= Stated task =
Please copy every line of the records below that holds the word "cdot".

= Data excerpts =
'''

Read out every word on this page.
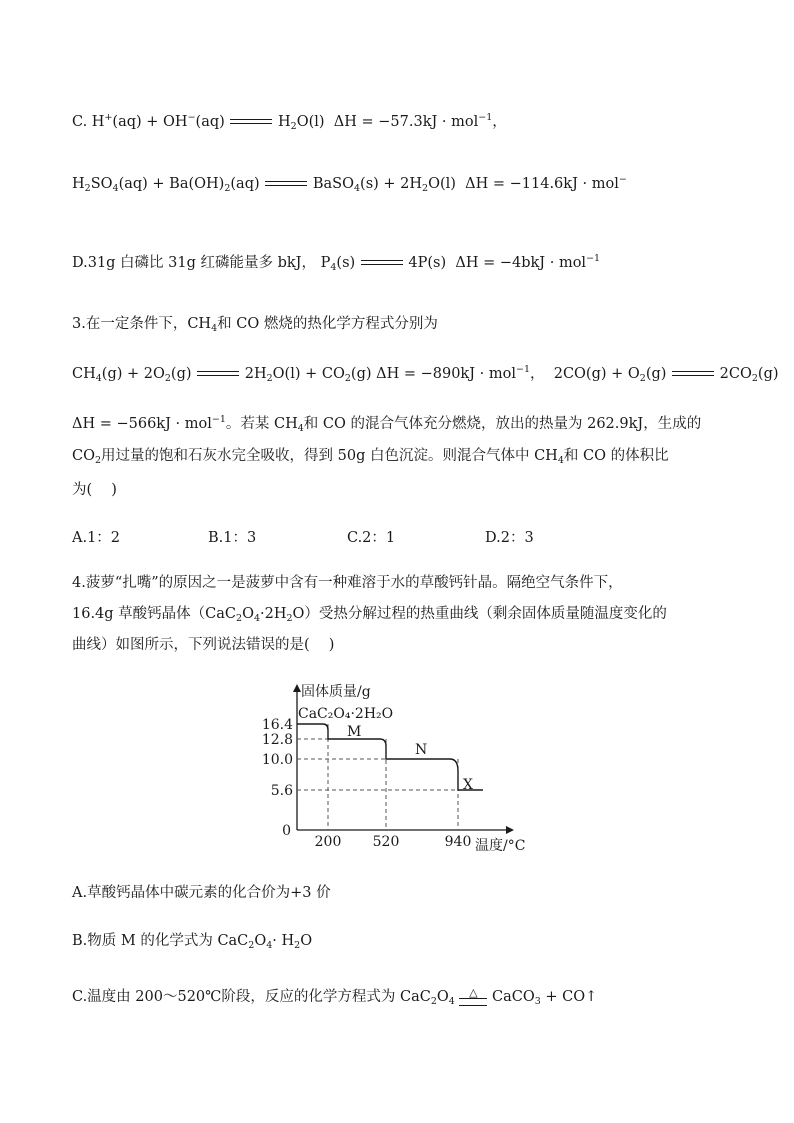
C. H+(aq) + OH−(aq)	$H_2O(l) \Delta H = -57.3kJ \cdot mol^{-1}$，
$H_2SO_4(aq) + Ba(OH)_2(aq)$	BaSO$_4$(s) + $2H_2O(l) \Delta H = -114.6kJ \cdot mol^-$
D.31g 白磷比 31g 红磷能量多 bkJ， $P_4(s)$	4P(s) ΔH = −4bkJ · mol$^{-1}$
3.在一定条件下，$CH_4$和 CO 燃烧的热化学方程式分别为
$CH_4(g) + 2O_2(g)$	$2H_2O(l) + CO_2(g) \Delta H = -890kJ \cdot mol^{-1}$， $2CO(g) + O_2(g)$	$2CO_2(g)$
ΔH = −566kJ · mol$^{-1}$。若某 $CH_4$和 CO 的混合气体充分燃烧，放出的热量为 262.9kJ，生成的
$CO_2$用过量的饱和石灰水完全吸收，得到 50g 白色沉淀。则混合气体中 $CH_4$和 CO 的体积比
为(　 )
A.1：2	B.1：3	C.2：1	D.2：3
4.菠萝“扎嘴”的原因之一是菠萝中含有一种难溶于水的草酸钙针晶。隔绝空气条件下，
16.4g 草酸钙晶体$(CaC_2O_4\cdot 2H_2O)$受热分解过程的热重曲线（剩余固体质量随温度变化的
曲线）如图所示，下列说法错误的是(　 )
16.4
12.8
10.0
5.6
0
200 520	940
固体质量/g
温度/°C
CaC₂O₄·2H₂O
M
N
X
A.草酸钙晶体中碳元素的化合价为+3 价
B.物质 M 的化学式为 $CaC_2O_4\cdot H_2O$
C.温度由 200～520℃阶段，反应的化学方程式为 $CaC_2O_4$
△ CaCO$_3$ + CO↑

'''

= Right answer =
C. H+(aq) + OH−(aq)	$H_2O(l) \Delta H = -57.3kJ \cdot mol^{-1}$，
$H_2SO_4(aq) + Ba(OH)_2(aq)$	BaSO$_4$(s) + $2H_2O(l) \Delta H = -114.6kJ \cdot mol^-$
$CH_4(g) + 2O_2(g)$	$2H_2O(l) + CO_2(g) \Delta H = -890kJ \cdot mol^{-1}$， $2CO(g) + O_2(g)$	$2CO_2(g)$
16.4g 草酸钙晶体$(CaC_2O_4\cdot 2H_2O)$受热分解过程的热重曲线（剩余固体质量随温度变化的
B.物质 M 的化学式为 $CaC_2O_4\cdot H_2O$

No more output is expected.